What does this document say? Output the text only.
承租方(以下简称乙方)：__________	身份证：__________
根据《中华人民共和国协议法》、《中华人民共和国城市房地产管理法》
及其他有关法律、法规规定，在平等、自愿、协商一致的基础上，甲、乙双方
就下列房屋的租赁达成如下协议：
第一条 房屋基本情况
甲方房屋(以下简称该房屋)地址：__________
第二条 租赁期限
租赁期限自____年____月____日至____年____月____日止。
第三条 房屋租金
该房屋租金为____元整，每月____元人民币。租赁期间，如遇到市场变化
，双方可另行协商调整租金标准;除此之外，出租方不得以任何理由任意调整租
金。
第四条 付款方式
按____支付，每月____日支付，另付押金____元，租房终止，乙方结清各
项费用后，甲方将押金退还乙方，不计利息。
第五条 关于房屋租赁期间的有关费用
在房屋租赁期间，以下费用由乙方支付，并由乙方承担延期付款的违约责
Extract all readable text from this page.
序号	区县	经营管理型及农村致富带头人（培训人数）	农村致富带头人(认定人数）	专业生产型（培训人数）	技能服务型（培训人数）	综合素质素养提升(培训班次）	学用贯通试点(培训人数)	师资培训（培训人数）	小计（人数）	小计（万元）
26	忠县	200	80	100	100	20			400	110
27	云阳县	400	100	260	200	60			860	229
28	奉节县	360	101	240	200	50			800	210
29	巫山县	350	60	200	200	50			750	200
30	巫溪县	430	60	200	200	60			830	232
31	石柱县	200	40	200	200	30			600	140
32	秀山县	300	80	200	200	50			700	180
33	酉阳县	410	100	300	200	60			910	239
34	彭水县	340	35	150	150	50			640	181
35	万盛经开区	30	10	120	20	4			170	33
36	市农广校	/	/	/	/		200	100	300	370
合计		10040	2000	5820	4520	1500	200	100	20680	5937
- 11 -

○ ○ ○ ○

Transcribe the material above word for word.

### [Solution]
What does this document say? Output the text only.
承租方(以下简称乙方)：__________	身份证：__________
根据《中华人民共和国协议法》、《中华人民共和国城市房地产管理法》
及其他有关法律、法规规定，在平等、自愿、协商一致的基础上，甲、乙双方
就下列房屋的租赁达成如下协议：
第一条 房屋基本情况
甲方房屋(以下简称该房屋)地址：__________
第二条 租赁期限
租赁期限自____年____月____日至____年____月____日止。
第三条 房屋租金
该房屋租金为____元整，每月____元人民币。租赁期间，如遇到市场变化
，双方可另行协商调整租金标准;除此之外，出租方不得以任何理由任意调整租
金。
第四条 付款方式
按____支付，每月____日支付，另付押金____元，租房终止，乙方结清各
项费用后，甲方将押金退还乙方，不计利息。
第五条 关于房屋租赁期间的有关费用
在房屋租赁期间，以下费用由乙方支付，并由乙方承担延期付款的违约责
Extract all readable text from this page.
序号	区县	经营管理型及农村致富带头人（培训人数）	农村致富带头人(认定人数）	专业生产型（培训人数）	技能服务型（培训人数）	综合素质素养提升(培训班次）	学用贯通试点(培训人数)	师资培训（培训人数）	小计（人数）	小计（万元）
26	忠县	200	80	100	100	20			400	110
27	云阳县	400	100	260	200	60			860	229
28	奉节县	360	101	240	200	50			800	210
29	巫山县	350	60	200	200	50			750	200
30	巫溪县	430	60	200	200	60			830	232
31	石柱县	200	40	200	200	30			600	140
32	秀山县	300	80	200	200	50			700	180
33	酉阳县	410	100	300	200	60			910	239
34	彭水县	340	35	150	150	50			640	181
35	万盛经开区	30	10	120	20	4			170	33
36	市农广校	/	/	/	/		200	100	300	370
合计		10040	2000	5820	4520	1500	200	100	20680	5937
- 11 -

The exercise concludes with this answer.